§ **SHORT PROBLEM**:
Collect all lines containing the word "Clear" from the data.

§ **EXERCISE MATERIAL**:
☆ ☆ ☆

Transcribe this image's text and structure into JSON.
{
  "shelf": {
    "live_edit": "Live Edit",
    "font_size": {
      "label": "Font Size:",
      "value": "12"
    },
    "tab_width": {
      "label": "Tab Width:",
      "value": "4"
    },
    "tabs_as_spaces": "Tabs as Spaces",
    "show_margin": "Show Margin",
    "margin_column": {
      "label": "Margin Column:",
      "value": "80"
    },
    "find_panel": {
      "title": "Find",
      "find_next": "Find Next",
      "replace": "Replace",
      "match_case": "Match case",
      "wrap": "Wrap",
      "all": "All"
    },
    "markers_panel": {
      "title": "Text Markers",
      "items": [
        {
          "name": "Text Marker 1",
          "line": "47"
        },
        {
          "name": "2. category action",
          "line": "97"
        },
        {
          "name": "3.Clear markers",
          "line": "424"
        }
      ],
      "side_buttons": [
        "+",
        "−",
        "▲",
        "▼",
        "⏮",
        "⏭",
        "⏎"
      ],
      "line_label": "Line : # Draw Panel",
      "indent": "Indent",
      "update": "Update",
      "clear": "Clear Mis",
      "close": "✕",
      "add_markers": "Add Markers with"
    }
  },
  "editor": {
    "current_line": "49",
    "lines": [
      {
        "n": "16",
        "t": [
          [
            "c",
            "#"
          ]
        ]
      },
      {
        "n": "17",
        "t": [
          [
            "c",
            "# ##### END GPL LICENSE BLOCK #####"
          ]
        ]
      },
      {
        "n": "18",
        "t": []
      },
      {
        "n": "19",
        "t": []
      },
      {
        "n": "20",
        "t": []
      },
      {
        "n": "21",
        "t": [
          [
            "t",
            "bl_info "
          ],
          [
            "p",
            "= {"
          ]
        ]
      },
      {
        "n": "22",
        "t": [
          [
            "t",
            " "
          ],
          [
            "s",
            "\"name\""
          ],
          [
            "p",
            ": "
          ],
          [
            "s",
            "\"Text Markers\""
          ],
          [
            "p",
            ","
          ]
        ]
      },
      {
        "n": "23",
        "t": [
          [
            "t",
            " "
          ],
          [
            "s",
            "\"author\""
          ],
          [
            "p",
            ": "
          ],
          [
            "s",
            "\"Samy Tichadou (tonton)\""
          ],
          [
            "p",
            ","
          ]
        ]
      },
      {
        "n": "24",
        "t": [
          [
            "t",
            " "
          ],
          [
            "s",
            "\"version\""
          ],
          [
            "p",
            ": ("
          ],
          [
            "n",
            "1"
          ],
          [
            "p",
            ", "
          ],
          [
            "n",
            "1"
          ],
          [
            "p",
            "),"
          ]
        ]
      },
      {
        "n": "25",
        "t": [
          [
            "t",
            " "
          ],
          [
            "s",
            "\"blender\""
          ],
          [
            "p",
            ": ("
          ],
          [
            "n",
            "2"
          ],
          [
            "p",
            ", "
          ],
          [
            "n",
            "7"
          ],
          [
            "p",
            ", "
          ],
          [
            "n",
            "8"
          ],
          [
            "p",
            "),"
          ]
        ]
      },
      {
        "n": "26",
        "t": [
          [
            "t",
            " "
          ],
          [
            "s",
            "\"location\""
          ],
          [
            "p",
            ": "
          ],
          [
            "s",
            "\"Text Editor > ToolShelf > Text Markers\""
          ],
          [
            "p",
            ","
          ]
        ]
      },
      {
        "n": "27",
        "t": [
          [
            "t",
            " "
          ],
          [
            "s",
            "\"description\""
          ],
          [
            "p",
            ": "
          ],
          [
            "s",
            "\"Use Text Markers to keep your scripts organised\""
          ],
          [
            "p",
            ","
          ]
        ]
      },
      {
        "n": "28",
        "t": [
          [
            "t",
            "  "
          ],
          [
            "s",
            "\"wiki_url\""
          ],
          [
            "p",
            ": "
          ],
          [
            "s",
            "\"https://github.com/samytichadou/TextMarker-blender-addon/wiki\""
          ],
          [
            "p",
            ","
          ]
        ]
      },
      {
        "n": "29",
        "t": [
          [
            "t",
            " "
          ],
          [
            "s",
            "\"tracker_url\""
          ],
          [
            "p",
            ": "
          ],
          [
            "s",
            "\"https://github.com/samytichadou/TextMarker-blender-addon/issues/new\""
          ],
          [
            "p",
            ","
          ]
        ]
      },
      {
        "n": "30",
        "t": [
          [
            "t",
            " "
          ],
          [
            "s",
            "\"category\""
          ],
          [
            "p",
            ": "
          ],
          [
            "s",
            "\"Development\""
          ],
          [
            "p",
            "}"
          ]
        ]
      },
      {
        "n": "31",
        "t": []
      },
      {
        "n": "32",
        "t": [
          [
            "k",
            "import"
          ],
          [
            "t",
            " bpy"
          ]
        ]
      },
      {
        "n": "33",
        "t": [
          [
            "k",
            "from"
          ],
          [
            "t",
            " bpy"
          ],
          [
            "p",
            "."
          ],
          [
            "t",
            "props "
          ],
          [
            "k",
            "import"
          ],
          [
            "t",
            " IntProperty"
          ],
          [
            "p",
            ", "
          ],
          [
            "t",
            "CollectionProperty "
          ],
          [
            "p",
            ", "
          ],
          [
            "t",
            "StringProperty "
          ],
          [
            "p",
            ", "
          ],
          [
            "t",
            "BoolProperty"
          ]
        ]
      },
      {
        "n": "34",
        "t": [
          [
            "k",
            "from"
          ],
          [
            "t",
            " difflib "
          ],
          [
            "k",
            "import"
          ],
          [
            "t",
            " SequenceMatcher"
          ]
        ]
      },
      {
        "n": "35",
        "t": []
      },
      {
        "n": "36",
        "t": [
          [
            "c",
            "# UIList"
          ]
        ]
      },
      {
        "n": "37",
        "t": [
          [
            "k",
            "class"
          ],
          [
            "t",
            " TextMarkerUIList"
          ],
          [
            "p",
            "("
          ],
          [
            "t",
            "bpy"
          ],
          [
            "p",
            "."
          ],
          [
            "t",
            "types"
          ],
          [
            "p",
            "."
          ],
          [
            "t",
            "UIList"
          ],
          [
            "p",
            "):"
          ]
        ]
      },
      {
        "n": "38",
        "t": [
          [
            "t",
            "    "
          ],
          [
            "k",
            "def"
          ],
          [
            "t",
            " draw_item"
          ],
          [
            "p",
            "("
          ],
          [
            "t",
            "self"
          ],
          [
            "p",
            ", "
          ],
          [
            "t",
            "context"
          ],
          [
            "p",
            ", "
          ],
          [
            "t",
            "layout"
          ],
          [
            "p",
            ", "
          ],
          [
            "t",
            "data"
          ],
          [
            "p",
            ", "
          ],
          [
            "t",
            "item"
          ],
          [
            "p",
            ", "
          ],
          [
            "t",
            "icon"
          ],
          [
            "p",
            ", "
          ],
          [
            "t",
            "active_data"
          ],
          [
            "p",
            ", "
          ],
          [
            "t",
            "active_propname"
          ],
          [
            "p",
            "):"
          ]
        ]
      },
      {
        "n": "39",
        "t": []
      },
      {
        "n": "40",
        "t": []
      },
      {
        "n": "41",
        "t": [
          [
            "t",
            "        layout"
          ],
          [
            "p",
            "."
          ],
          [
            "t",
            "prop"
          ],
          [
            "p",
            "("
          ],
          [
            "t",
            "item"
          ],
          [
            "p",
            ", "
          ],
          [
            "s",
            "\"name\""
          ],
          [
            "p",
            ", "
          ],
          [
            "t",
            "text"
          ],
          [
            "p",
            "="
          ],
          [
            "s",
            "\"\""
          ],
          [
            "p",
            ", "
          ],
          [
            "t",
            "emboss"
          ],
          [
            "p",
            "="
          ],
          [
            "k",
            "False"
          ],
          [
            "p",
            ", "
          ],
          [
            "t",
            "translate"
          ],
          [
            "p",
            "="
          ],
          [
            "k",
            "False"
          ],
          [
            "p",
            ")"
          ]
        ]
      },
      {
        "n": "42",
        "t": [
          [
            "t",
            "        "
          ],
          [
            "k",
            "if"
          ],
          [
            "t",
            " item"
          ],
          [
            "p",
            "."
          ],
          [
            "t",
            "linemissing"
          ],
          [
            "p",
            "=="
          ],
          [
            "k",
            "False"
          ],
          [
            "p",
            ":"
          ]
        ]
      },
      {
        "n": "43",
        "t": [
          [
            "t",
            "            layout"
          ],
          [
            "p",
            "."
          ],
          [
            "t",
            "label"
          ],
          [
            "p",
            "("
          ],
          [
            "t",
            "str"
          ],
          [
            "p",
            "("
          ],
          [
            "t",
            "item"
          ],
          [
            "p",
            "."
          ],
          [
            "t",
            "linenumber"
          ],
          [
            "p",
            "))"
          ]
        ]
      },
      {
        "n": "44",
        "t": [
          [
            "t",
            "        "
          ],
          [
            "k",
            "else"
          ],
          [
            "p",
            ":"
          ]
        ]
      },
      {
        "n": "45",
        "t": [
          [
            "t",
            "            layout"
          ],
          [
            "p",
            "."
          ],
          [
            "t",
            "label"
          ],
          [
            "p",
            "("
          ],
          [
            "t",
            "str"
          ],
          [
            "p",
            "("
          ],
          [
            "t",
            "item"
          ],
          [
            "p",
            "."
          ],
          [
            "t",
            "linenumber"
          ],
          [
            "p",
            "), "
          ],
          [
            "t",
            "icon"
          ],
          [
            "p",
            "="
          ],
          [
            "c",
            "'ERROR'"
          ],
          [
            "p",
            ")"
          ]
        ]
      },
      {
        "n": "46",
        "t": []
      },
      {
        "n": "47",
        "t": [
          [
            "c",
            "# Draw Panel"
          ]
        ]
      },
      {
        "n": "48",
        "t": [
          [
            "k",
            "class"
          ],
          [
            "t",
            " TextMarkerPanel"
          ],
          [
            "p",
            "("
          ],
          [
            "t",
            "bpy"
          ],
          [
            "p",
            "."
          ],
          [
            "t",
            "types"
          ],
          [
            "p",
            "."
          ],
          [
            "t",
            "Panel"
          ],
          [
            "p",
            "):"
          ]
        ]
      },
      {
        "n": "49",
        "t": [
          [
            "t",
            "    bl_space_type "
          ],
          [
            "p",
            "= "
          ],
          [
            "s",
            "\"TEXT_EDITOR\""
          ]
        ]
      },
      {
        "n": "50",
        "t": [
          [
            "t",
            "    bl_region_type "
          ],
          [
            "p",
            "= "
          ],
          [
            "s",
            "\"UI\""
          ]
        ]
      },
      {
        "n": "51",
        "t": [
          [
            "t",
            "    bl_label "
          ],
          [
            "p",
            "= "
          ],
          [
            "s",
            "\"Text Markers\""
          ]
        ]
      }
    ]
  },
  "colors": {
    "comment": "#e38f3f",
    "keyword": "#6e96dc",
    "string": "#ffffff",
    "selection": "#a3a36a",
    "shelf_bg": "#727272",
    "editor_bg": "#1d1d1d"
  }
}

☆ ☆ ☆

§ **FULL RESPONSE**:
          "name": "3.Clear markers",
      "clear": "Clear Mis",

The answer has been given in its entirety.